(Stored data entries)
+--
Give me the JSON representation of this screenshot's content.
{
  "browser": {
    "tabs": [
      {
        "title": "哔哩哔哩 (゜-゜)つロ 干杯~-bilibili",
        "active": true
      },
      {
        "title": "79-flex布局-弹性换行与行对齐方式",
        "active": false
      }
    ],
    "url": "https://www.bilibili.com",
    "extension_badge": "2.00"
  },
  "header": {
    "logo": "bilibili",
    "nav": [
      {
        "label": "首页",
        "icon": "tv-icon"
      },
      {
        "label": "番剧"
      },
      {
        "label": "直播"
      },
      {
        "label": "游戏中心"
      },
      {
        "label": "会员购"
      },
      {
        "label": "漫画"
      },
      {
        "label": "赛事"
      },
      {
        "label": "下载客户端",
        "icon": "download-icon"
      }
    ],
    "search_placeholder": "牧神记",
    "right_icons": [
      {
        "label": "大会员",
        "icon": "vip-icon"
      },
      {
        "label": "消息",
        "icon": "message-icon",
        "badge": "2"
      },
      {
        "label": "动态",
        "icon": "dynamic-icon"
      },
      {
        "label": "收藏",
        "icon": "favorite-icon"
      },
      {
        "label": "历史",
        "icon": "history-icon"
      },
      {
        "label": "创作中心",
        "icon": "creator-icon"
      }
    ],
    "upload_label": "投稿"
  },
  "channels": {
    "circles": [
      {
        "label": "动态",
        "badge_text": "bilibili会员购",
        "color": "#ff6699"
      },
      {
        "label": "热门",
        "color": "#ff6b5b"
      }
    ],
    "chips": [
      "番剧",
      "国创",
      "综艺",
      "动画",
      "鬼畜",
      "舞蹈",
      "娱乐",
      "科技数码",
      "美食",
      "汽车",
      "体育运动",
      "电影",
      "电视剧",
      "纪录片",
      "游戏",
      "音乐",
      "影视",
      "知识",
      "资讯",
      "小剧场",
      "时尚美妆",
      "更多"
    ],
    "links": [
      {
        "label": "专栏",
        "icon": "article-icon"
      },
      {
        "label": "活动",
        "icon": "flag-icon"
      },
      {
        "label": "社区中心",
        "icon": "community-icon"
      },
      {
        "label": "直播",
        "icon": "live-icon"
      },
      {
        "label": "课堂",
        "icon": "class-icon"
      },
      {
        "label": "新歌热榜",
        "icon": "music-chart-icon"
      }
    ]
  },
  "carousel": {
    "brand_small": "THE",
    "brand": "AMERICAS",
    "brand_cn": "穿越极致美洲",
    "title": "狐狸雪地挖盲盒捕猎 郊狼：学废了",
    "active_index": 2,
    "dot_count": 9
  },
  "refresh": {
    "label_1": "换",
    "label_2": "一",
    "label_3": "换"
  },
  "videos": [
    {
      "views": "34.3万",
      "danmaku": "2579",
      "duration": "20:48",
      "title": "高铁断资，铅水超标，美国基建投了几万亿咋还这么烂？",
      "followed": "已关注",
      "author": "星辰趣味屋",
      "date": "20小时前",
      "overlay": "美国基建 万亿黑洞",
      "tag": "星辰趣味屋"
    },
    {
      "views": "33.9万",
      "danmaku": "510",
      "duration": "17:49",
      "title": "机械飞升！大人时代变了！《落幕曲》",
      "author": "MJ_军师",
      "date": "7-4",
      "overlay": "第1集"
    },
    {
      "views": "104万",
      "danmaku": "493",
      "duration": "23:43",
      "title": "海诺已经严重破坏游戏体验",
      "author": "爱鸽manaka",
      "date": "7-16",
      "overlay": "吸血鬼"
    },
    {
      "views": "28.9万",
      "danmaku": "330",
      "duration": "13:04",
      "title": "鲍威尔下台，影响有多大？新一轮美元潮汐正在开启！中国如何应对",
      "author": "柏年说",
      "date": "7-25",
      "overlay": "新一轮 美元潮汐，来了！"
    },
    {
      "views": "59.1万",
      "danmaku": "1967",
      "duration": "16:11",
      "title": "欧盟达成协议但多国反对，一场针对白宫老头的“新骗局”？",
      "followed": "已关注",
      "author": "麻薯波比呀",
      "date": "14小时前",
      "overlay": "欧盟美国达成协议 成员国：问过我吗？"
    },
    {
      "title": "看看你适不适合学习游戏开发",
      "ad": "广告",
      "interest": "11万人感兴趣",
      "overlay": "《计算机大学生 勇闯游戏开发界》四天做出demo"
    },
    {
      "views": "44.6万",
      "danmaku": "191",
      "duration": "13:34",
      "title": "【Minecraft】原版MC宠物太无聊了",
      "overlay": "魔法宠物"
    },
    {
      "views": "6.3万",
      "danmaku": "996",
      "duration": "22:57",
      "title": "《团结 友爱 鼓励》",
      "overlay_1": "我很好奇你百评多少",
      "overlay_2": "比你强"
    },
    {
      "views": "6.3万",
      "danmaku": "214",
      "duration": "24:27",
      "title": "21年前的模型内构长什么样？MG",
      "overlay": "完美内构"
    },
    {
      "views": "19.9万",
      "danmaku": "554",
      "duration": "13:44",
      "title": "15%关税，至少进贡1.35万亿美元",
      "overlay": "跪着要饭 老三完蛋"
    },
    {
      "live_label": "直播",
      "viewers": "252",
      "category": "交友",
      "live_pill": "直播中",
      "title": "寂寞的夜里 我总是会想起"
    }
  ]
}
+--
Find the string "duration" in the records, then copy each line where it occurs.

= CORRECT OUTPUT =
      "duration": "20:48",
      "duration": "17:49",
      "duration": "23:43",
      "duration": "13:04",
      "duration": "16:11",
      "duration": "13:34",
      "duration": "22:57",
      "duration": "24:27",
      "duration": "13:44",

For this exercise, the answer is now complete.